+++ Input rows
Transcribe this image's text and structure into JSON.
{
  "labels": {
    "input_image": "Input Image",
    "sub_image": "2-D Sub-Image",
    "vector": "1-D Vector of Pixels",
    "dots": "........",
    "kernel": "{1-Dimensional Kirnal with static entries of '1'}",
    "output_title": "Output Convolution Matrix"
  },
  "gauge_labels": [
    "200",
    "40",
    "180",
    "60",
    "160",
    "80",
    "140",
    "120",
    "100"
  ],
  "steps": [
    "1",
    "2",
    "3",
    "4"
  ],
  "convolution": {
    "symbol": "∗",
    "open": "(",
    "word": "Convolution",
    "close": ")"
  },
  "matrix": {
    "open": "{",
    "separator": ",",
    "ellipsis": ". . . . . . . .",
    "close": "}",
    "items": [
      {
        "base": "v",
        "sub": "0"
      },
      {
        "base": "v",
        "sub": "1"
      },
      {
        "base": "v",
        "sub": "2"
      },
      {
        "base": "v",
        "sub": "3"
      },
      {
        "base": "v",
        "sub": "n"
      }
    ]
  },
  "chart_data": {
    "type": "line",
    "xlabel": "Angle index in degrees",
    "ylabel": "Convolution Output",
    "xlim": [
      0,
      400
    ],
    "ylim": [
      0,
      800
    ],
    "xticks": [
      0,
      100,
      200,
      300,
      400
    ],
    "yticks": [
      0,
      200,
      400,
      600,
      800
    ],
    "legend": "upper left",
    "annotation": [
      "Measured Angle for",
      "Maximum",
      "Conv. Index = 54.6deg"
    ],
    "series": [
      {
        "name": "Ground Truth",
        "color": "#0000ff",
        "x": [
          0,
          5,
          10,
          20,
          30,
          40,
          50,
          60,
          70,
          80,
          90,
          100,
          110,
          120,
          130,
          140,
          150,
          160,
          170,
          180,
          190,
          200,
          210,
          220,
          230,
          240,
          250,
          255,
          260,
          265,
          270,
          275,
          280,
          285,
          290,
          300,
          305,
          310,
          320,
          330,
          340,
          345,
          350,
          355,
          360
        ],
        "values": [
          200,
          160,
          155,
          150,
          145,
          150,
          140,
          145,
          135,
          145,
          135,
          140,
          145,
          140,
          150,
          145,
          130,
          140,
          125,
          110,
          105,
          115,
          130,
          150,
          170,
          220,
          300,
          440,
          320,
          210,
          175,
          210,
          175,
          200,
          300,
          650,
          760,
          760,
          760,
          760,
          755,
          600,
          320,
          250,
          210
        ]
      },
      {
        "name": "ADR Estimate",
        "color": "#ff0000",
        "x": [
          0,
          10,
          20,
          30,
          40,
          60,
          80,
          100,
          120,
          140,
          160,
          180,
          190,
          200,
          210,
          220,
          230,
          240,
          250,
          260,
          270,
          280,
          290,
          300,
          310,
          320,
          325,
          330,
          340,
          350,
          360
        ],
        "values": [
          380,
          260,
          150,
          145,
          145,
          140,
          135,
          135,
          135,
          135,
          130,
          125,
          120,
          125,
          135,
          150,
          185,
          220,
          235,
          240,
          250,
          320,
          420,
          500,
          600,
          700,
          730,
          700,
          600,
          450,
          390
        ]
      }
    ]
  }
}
++++++
+++ Input rows
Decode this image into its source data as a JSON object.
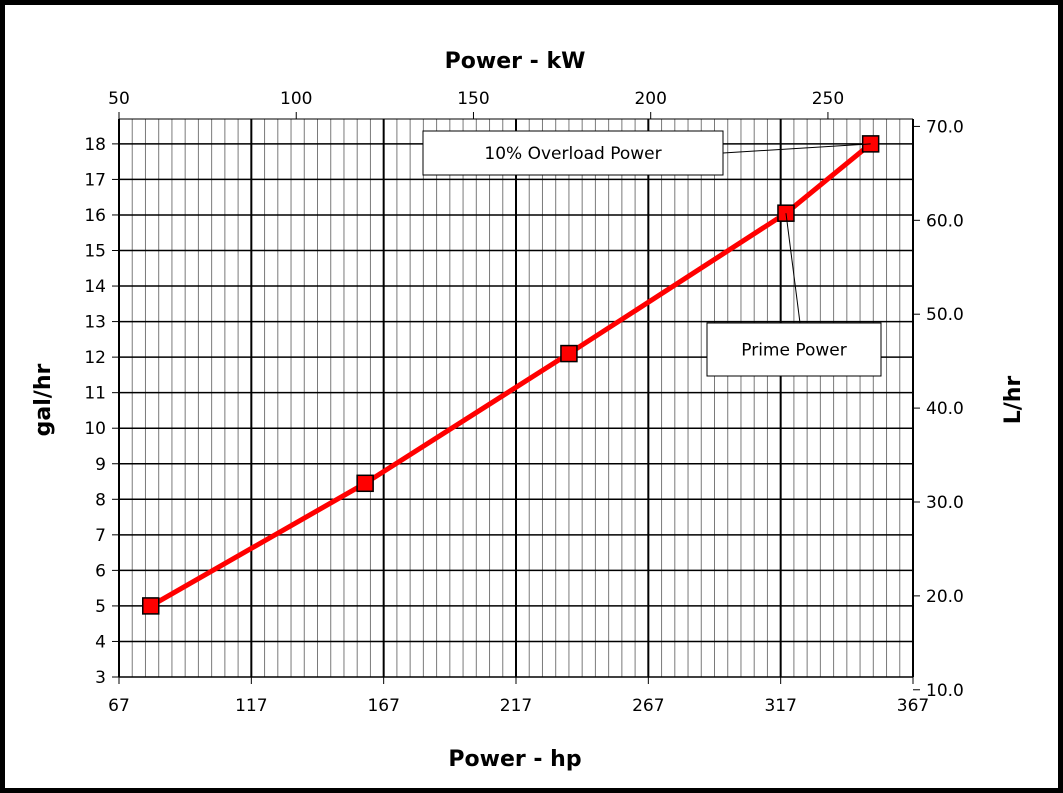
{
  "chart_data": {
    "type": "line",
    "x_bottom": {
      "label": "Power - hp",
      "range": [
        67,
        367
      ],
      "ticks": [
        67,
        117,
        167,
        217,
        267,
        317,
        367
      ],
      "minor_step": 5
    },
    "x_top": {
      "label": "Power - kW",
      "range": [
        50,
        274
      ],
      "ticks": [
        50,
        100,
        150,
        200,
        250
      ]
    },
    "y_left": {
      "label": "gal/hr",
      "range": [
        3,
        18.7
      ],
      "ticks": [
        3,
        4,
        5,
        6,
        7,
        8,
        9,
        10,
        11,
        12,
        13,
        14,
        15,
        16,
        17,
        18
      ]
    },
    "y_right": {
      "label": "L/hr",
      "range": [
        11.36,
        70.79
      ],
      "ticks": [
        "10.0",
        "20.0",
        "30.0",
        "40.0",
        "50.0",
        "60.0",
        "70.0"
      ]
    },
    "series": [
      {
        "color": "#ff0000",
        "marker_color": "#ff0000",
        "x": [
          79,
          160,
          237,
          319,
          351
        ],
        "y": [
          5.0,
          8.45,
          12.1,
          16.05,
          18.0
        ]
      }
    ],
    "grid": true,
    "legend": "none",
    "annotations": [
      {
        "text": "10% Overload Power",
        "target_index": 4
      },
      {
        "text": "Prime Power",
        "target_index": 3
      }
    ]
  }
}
++++++
Exercise task: Show the lines where the word "this" appears in the entries.

Final result:
Transcribe this image's text and structure into JSON.
Decode this image into its source data as a JSON object.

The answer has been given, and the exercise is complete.